**Given records**.
-------
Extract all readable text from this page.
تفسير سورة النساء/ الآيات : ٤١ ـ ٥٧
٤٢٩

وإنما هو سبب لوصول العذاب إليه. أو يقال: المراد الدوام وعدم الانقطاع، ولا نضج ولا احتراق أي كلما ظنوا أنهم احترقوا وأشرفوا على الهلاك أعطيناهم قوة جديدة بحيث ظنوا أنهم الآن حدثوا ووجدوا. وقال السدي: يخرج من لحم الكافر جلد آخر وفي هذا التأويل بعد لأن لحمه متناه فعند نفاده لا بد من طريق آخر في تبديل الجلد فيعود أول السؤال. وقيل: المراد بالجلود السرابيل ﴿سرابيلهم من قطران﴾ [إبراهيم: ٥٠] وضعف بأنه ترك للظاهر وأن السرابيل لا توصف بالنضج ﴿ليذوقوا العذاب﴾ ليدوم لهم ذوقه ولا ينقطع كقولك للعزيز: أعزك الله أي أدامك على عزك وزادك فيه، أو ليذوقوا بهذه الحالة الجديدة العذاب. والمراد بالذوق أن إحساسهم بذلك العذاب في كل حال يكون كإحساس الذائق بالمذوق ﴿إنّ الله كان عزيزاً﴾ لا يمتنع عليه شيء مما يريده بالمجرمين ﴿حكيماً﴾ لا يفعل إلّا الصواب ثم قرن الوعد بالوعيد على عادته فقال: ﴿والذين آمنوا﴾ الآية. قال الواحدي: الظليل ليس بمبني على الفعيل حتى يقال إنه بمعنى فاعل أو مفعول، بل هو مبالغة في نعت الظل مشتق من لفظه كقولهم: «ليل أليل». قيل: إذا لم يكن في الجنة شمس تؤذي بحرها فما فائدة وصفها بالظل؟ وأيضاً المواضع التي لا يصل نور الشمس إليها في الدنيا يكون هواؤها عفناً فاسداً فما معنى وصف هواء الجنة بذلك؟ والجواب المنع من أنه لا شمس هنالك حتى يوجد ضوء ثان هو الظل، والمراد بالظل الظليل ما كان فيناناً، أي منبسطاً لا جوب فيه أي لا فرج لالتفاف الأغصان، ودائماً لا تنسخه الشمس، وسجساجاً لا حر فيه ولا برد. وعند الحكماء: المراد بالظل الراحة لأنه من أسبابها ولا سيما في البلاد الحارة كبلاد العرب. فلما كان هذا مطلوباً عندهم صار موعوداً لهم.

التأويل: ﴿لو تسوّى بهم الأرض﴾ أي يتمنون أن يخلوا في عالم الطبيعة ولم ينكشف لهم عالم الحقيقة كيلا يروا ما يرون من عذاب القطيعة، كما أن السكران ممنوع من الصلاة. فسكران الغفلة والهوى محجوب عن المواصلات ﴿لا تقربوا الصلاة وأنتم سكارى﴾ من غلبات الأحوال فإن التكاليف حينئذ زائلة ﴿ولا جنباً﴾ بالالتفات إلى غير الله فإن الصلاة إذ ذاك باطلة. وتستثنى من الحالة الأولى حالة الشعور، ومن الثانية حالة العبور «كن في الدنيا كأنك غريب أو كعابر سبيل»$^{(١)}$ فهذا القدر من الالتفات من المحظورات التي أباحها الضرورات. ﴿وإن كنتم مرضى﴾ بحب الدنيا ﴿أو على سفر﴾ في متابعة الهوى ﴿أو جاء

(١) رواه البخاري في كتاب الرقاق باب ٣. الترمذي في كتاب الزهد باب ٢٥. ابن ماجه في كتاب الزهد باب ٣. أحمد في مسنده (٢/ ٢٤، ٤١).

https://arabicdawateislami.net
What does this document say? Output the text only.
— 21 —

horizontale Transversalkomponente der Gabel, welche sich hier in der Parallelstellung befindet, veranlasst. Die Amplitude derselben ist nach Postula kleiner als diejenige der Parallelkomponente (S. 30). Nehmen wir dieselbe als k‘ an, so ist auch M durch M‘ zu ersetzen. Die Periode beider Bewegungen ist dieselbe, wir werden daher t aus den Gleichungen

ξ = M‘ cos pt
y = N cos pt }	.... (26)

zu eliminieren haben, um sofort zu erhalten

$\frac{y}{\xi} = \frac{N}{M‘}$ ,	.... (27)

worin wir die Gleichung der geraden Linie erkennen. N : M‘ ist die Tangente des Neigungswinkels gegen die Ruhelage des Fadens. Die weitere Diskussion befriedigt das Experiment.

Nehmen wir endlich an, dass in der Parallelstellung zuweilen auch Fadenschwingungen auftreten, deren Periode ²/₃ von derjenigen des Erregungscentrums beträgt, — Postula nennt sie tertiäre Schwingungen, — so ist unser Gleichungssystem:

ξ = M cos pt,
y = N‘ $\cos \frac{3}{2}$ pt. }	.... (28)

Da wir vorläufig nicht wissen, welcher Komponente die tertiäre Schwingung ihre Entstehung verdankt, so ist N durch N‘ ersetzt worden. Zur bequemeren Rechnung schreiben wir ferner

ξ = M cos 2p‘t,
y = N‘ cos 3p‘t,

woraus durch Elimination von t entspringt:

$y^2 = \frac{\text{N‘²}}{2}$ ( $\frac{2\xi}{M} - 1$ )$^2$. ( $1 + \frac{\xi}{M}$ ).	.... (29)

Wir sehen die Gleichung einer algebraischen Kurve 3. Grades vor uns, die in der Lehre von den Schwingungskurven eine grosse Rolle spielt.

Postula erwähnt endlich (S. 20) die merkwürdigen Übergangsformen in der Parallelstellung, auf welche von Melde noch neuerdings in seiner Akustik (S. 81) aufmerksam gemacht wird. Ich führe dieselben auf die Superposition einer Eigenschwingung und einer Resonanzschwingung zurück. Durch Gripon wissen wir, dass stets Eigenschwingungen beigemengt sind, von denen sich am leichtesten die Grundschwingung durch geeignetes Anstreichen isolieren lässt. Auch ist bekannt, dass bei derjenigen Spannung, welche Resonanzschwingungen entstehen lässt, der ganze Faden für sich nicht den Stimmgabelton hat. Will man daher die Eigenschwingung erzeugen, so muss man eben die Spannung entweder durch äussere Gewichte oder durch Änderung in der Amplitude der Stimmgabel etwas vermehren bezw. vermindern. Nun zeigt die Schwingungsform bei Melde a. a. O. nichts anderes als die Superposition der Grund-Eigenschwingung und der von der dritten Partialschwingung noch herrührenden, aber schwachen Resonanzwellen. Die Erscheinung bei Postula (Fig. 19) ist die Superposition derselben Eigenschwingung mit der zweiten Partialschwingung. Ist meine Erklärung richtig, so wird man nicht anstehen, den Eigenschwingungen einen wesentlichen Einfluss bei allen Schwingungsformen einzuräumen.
-------
**What the task asks**. Can you give every line above again, exactly as written?

**Result below**.
Extract all readable text from this page.
تفسير سورة النساء/ الآيات : ٤١ ـ ٥٧
٤٢٩

وإنما هو سبب لوصول العذاب إليه. أو يقال: المراد الدوام وعدم الانقطاع، ولا نضج ولا احتراق أي كلما ظنوا أنهم احترقوا وأشرفوا على الهلاك أعطيناهم قوة جديدة بحيث ظنوا أنهم الآن حدثوا ووجدوا. وقال السدي: يخرج من لحم الكافر جلد آخر وفي هذا التأويل بعد لأن لحمه متناه فعند نفاده لا بد من طريق آخر في تبديل الجلد فيعود أول السؤال. وقيل: المراد بالجلود السرابيل ﴿سرابيلهم من قطران﴾ [إبراهيم: ٥٠] وضعف بأنه ترك للظاهر وأن السرابيل لا توصف بالنضج ﴿ليذوقوا العذاب﴾ ليدوم لهم ذوقه ولا ينقطع كقولك للعزيز: أعزك الله أي أدامك على عزك وزادك فيه، أو ليذوقوا بهذه الحالة الجديدة العذاب. والمراد بالذوق أن إحساسهم بذلك العذاب في كل حال يكون كإحساس الذائق بالمذوق ﴿إنّ الله كان عزيزاً﴾ لا يمتنع عليه شيء مما يريده بالمجرمين ﴿حكيماً﴾ لا يفعل إلّا الصواب ثم قرن الوعد بالوعيد على عادته فقال: ﴿والذين آمنوا﴾ الآية. قال الواحدي: الظليل ليس بمبني على الفعيل حتى يقال إنه بمعنى فاعل أو مفعول، بل هو مبالغة في نعت الظل مشتق من لفظه كقولهم: «ليل أليل». قيل: إذا لم يكن في الجنة شمس تؤذي بحرها فما فائدة وصفها بالظل؟ وأيضاً المواضع التي لا يصل نور الشمس إليها في الدنيا يكون هواؤها عفناً فاسداً فما معنى وصف هواء الجنة بذلك؟ والجواب المنع من أنه لا شمس هنالك حتى يوجد ضوء ثان هو الظل، والمراد بالظل الظليل ما كان فيناناً، أي منبسطاً لا جوب فيه أي لا فرج لالتفاف الأغصان، ودائماً لا تنسخه الشمس، وسجساجاً لا حر فيه ولا برد. وعند الحكماء: المراد بالظل الراحة لأنه من أسبابها ولا سيما في البلاد الحارة كبلاد العرب. فلما كان هذا مطلوباً عندهم صار موعوداً لهم.

التأويل: ﴿لو تسوّى بهم الأرض﴾ أي يتمنون أن يخلوا في عالم الطبيعة ولم ينكشف لهم عالم الحقيقة كيلا يروا ما يرون من عذاب القطيعة، كما أن السكران ممنوع من الصلاة. فسكران الغفلة والهوى محجوب عن المواصلات ﴿لا تقربوا الصلاة وأنتم سكارى﴾ من غلبات الأحوال فإن التكاليف حينئذ زائلة ﴿ولا جنباً﴾ بالالتفات إلى غير الله فإن الصلاة إذ ذاك باطلة. وتستثنى من الحالة الأولى حالة الشعور، ومن الثانية حالة العبور «كن في الدنيا كأنك غريب أو كعابر سبيل»$^{(١)}$ فهذا القدر من الالتفات من المحظورات التي أباحها الضرورات. ﴿وإن كنتم مرضى﴾ بحب الدنيا ﴿أو على سفر﴾ في متابعة الهوى ﴿أو جاء

(١) رواه البخاري في كتاب الرقاق باب ٣. الترمذي في كتاب الزهد باب ٢٥. ابن ماجه في كتاب الزهد باب ٣. أحمد في مسنده (٢/ ٢٤، ٤١).

https://arabicdawateislami.net
What does this document say? Output the text only.
— 21 —

horizontale Transversalkomponente der Gabel, welche sich hier in der Parallelstellung befindet, veranlasst. Die Amplitude derselben ist nach Postula kleiner als diejenige der Parallelkomponente (S. 30). Nehmen wir dieselbe als k‘ an, so ist auch M durch M‘ zu ersetzen. Die Periode beider Bewegungen ist dieselbe, wir werden daher t aus den Gleichungen

ξ = M‘ cos pt
y = N cos pt }	.... (26)

zu eliminieren haben, um sofort zu erhalten

$\frac{y}{\xi} = \frac{N}{M‘}$ ,	.... (27)

worin wir die Gleichung der geraden Linie erkennen. N : M‘ ist die Tangente des Neigungswinkels gegen die Ruhelage des Fadens. Die weitere Diskussion befriedigt das Experiment.

Nehmen wir endlich an, dass in der Parallelstellung zuweilen auch Fadenschwingungen auftreten, deren Periode ²/₃ von derjenigen des Erregungscentrums beträgt, — Postula nennt sie tertiäre Schwingungen, — so ist unser Gleichungssystem:

ξ = M cos pt,
y = N‘ $\cos \frac{3}{2}$ pt. }	.... (28)

Da wir vorläufig nicht wissen, welcher Komponente die tertiäre Schwingung ihre Entstehung verdankt, so ist N durch N‘ ersetzt worden. Zur bequemeren Rechnung schreiben wir ferner

ξ = M cos 2p‘t,
y = N‘ cos 3p‘t,

woraus durch Elimination von t entspringt:

$y^2 = \frac{\text{N‘²}}{2}$ ( $\frac{2\xi}{M} - 1$ )$^2$. ( $1 + \frac{\xi}{M}$ ).	.... (29)

Wir sehen die Gleichung einer algebraischen Kurve 3. Grades vor uns, die in der Lehre von den Schwingungskurven eine grosse Rolle spielt.

Postula erwähnt endlich (S. 20) die merkwürdigen Übergangsformen in der Parallelstellung, auf welche von Melde noch neuerdings in seiner Akustik (S. 81) aufmerksam gemacht wird. Ich führe dieselben auf die Superposition einer Eigenschwingung und einer Resonanzschwingung zurück. Durch Gripon wissen wir, dass stets Eigenschwingungen beigemengt sind, von denen sich am leichtesten die Grundschwingung durch geeignetes Anstreichen isolieren lässt. Auch ist bekannt, dass bei derjenigen Spannung, welche Resonanzschwingungen entstehen lässt, der ganze Faden für sich nicht den Stimmgabelton hat. Will man daher die Eigenschwingung erzeugen, so muss man eben die Spannung entweder durch äussere Gewichte oder durch Änderung in der Amplitude der Stimmgabel etwas vermehren bezw. vermindern. Nun zeigt die Schwingungsform bei Melde a. a. O. nichts anderes als die Superposition der Grund-Eigenschwingung und der von der dritten Partialschwingung noch herrührenden, aber schwachen Resonanzwellen. Die Erscheinung bei Postula (Fig. 19) ist die Superposition derselben Eigenschwingung mit der zweiten Partialschwingung. Ist meine Erklärung richtig, so wird man nicht anstehen, den Eigenschwingungen einen wesentlichen Einfluss bei allen Schwingungsformen einzuräumen.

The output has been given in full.